- _Text passage_
## START

It must be so tempting to keep life as normal as possible right now. And the way you asked him to take you to get your hands checked shows that. The subconscious thinking is that if he takes care of you then it's easier to forget he was the one who hurt you.

In a good marriage, partners don't hurt each other. And you know that, which is why you say you've had enough.

So now it's the time to be strong and get that hand checked out. And tell somebody how it happened. Doctor or police, or both. Telling someone makes it real - that's scary. But it is also taking one small step forward, to a stronger you.

But don't underestimate the danger you're in. You need good quality advice now from people who understand. Muslim-based help sounds perfect for you. Good luck.

Hercules12 · 12/01/2021 22:24

Oh op, so sad to read your update. Please read and reread all these messages to you even if you can't to anything now please come back to this thread in future

AlwaysCheddar · 14/01/2021 08:03

You need to get an X-ray and leave your dh, taking the kids. Things are just going to get worse. Don’t do anything for dh or bil.

Whose house is it?

## END

- _Short problem A_
In the forum thread, what kind of help does the first reply say sounds perfect for the original poster?
- _Short problem B_
Resume the forum thread on leaving an abusive marriage, starting right after its last line.

(Labeled box records)

## START

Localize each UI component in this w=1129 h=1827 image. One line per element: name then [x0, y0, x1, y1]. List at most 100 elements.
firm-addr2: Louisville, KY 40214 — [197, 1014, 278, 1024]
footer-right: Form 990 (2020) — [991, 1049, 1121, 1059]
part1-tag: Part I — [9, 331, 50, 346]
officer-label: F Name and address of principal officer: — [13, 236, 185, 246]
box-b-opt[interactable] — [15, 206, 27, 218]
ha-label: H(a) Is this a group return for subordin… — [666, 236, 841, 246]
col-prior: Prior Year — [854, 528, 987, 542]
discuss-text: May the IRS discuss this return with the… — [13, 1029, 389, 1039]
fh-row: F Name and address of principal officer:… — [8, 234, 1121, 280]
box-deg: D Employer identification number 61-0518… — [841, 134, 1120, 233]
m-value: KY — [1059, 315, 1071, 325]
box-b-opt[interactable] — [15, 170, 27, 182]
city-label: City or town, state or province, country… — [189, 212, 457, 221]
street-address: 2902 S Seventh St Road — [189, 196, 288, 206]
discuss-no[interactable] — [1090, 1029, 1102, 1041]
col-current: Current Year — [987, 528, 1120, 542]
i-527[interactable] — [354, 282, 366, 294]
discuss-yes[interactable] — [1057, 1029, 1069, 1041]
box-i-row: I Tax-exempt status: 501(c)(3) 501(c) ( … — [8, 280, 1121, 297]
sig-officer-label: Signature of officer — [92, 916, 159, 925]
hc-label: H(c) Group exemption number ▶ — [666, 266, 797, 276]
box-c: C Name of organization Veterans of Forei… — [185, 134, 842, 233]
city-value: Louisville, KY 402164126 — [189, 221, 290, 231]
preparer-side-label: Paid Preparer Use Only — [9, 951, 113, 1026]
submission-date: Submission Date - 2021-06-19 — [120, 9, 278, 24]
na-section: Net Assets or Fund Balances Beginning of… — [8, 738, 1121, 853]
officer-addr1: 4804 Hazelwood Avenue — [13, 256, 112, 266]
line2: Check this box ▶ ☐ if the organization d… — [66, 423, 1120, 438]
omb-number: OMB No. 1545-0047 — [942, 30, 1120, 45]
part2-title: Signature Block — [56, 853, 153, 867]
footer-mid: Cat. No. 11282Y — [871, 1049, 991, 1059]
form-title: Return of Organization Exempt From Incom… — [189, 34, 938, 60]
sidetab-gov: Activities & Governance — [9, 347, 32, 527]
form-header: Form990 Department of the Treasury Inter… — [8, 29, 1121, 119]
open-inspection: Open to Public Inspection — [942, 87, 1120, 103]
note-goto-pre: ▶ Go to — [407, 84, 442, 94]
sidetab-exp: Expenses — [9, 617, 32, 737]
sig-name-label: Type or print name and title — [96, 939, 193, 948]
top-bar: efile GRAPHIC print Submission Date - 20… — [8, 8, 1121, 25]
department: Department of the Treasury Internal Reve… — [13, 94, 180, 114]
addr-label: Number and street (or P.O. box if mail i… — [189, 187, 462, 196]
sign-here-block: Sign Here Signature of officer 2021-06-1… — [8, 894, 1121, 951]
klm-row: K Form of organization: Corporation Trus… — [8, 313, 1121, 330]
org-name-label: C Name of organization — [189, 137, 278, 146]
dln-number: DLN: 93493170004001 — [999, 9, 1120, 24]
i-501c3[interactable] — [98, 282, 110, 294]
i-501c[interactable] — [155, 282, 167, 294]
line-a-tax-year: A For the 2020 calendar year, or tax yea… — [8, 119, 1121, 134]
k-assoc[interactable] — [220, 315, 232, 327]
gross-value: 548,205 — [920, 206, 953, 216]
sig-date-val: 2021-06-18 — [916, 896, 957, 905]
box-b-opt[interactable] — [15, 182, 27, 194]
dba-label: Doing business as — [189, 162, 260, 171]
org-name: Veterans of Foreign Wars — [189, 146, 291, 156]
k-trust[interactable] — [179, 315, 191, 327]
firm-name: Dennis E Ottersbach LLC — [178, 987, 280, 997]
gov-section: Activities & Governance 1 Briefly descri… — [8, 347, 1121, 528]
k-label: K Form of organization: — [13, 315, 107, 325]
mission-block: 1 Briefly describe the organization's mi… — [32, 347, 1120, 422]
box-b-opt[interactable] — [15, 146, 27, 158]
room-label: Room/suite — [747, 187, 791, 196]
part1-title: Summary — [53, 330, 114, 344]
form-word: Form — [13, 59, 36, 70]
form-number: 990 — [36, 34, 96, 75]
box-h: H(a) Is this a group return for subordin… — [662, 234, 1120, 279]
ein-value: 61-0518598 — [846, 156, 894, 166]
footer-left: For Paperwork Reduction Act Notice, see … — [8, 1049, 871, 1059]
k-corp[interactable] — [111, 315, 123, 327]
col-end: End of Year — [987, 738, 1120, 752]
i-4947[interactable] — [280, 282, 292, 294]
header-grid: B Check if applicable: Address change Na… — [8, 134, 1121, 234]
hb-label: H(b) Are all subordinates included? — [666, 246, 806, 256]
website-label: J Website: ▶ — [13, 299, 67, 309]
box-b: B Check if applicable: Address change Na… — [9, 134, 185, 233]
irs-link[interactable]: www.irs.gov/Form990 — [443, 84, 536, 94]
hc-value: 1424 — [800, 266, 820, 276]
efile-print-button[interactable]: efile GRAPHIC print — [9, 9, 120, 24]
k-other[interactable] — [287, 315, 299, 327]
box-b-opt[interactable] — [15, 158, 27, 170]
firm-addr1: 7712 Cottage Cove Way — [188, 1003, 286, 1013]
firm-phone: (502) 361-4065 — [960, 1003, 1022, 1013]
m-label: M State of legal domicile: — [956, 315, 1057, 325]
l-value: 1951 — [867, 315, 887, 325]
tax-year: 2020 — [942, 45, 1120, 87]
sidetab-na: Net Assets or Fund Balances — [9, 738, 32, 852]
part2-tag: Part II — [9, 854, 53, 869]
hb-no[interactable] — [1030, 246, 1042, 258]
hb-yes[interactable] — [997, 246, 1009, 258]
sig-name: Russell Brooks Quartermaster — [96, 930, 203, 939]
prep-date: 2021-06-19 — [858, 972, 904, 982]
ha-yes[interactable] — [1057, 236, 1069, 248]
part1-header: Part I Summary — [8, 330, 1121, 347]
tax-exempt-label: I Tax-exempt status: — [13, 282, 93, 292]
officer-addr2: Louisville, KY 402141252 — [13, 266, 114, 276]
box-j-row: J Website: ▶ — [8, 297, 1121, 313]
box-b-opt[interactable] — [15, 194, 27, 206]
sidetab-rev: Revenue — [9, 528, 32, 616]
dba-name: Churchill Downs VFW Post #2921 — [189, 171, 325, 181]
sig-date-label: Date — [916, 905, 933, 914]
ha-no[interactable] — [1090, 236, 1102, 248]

## END

- _Written answer A_
Muslim-based help.

- _Written answer B_
CuntyMcBollocks · 14/01/2021 09:54

He doesn't MAKE you do it all, you're just doing it all for him. You don't have to be treated that way at all. Chuck him out. You deserve much more respect

CuntyMcBollocks · 14/01/2021 09:57

Sorry OP, I posted before I was fully up to date. Please get yourself some help and get away from your husband. You really deserve so much more and shouldn't be living in fear Flowers

Notjustanymum · 14/01/2021 11:30

“BIL, you’re no longer a guest in this house; you are in a house-share with us by the grace of the good nature of myself and DH.
I am not a housemaid; I am mother to my two children, and wife to DH, and as such I expect you to cook any individual meals you require, clear up after yourself or take it in turns when we eat a communal dinner, take over some of the household chores and do your own washing.
You are also not allowed to roam around all areas of the house. This is our house, and our room is private territory so you will not enter it again.
You will also keep your bedroom door closed at night to afford us privacy when attending to our children.
If these rules seem too harsh, you are free to find somewhere else to live.”

Notjustanymum · 14/01/2021 11:34

💐 too...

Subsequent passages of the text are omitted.